▶ _What you need to do_
Go through the records and show each line where the word "color" occurs.

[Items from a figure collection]

====

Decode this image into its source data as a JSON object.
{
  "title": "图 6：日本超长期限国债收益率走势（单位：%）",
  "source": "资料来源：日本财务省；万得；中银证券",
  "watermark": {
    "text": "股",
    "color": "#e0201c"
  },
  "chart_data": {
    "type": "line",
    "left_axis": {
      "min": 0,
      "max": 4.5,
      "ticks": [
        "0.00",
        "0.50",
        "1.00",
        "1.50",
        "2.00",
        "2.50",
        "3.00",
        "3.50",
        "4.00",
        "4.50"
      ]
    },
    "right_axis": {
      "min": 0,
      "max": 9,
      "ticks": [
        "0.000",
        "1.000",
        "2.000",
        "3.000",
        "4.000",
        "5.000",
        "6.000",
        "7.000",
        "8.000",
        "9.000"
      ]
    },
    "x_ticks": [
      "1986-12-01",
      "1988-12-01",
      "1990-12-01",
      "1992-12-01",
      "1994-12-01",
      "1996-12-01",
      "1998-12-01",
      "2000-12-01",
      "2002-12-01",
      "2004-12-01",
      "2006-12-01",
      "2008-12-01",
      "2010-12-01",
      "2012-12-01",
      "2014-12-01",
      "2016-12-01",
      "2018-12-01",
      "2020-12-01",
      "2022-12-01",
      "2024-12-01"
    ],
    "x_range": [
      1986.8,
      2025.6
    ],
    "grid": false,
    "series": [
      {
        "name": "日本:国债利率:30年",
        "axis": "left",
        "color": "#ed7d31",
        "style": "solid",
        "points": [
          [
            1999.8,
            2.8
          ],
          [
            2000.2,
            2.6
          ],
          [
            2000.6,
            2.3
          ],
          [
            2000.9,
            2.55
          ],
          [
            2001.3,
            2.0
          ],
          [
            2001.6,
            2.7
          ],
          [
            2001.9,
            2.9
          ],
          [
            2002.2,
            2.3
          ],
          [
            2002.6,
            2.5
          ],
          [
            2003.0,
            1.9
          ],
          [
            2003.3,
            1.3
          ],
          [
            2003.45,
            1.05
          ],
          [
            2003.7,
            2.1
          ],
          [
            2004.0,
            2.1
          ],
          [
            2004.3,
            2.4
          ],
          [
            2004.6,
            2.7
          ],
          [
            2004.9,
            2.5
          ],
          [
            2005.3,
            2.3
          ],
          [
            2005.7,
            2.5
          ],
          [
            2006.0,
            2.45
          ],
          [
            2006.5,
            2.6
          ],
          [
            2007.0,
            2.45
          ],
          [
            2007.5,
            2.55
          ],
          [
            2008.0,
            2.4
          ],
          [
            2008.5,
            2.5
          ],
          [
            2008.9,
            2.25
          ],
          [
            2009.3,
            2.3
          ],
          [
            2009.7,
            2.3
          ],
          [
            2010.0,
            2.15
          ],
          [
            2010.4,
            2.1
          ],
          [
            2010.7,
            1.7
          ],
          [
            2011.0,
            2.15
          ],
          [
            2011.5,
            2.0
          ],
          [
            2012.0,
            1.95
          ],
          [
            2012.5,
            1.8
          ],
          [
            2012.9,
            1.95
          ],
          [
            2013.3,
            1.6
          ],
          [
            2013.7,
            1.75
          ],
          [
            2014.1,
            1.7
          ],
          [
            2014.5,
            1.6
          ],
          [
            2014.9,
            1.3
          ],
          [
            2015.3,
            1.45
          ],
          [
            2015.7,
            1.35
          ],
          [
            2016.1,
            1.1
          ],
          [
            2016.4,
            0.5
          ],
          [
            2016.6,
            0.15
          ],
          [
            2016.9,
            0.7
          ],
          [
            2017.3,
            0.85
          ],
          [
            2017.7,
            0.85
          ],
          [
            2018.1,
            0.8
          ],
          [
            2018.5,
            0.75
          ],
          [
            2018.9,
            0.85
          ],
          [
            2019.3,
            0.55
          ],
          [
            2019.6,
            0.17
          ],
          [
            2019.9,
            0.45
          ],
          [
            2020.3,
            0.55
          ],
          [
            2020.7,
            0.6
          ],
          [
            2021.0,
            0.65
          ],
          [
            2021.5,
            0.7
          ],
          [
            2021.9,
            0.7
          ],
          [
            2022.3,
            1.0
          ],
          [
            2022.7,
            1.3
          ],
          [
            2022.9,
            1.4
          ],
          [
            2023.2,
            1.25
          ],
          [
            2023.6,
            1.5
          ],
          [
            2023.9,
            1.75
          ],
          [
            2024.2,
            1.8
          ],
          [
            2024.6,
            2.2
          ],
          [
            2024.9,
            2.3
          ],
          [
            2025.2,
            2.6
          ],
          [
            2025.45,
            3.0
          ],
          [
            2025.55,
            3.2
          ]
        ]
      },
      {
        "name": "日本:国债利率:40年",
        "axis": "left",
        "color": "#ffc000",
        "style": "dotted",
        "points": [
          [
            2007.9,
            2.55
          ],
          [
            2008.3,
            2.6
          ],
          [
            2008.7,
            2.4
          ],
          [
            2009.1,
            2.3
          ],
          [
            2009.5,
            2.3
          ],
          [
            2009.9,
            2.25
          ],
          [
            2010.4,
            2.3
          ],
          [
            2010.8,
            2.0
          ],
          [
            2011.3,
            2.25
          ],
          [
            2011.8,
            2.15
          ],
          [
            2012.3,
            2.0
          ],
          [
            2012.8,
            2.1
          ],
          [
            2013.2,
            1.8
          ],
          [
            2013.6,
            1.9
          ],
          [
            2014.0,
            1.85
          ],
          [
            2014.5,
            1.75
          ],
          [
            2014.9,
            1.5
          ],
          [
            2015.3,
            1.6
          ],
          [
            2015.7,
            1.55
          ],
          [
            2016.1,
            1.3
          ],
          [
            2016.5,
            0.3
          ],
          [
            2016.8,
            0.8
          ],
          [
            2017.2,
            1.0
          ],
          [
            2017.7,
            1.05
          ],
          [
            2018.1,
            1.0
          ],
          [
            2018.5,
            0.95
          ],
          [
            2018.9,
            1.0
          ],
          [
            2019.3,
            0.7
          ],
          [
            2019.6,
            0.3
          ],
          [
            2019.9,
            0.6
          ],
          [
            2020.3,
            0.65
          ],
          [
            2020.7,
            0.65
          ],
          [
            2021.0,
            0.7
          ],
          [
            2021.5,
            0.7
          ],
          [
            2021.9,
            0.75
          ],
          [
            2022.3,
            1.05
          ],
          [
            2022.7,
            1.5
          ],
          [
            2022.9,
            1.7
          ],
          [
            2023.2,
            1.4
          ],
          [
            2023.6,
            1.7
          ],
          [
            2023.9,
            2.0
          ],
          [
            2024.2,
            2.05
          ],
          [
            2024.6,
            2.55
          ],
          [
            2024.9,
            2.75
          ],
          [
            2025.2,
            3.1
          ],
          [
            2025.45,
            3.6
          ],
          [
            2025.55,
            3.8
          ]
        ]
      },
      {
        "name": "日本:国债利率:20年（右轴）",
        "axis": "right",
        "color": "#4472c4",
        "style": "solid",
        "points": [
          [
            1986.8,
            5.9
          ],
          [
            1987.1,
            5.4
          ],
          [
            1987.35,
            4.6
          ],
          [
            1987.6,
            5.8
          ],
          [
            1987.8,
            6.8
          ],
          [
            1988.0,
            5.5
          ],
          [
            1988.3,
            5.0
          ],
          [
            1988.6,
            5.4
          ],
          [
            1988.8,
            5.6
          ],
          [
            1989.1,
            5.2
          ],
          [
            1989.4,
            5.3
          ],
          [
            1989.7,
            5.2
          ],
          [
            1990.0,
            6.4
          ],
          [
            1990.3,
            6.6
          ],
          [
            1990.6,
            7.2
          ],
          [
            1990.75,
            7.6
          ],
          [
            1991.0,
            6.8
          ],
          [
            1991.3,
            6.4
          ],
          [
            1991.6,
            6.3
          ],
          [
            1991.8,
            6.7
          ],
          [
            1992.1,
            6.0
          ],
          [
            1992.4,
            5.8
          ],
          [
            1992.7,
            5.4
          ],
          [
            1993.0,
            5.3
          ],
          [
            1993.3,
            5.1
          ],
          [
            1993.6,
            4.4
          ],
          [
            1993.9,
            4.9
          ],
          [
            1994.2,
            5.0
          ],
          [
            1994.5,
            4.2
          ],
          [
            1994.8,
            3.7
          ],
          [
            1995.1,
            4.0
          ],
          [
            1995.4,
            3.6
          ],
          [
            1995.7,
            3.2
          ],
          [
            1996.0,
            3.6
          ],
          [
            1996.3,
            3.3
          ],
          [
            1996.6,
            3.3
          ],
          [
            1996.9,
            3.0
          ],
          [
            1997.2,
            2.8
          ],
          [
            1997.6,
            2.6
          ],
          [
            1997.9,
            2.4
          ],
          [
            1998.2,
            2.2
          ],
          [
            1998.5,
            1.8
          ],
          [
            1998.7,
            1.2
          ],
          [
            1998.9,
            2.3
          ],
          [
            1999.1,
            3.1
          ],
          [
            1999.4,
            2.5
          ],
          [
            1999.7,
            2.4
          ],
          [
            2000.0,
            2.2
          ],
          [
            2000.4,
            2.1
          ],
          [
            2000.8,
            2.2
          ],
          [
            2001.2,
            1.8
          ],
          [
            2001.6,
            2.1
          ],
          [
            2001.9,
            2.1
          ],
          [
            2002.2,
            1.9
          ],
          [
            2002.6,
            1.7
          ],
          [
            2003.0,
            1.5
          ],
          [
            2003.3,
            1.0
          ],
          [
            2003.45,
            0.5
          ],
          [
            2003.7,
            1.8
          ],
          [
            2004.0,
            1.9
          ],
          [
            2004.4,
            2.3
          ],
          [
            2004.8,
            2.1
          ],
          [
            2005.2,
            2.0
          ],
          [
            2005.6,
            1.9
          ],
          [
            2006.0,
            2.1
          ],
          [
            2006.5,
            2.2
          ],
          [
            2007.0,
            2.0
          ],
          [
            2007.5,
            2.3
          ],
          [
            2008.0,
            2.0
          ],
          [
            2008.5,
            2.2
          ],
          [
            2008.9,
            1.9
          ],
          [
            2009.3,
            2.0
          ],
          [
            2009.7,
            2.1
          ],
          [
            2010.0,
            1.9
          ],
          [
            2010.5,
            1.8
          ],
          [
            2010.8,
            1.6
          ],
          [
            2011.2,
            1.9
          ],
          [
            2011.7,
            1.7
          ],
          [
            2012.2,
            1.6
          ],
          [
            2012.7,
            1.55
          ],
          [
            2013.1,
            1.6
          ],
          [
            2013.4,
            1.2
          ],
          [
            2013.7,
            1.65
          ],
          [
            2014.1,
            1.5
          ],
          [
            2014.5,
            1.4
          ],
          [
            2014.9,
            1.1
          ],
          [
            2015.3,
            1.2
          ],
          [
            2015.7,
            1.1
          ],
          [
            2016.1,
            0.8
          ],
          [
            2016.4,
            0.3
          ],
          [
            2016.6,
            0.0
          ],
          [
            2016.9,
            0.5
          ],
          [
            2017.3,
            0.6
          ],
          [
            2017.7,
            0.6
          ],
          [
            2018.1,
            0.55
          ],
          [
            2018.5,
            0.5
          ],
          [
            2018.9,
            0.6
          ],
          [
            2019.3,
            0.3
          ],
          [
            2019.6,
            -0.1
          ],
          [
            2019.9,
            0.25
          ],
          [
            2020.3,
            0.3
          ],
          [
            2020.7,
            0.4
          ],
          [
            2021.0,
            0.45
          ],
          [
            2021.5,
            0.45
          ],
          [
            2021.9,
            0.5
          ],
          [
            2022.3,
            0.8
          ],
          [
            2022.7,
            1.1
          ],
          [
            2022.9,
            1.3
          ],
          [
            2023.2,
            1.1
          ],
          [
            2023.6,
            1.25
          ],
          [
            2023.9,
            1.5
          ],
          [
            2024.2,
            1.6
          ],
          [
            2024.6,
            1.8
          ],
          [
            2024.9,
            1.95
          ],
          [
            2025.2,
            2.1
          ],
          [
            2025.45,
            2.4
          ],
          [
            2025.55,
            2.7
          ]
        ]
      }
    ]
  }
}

====

▶ _Response below_
    "color": "#e0201c"
        "color": "#ed7d31",
        "color": "#ffc000",
        "color": "#4472c4",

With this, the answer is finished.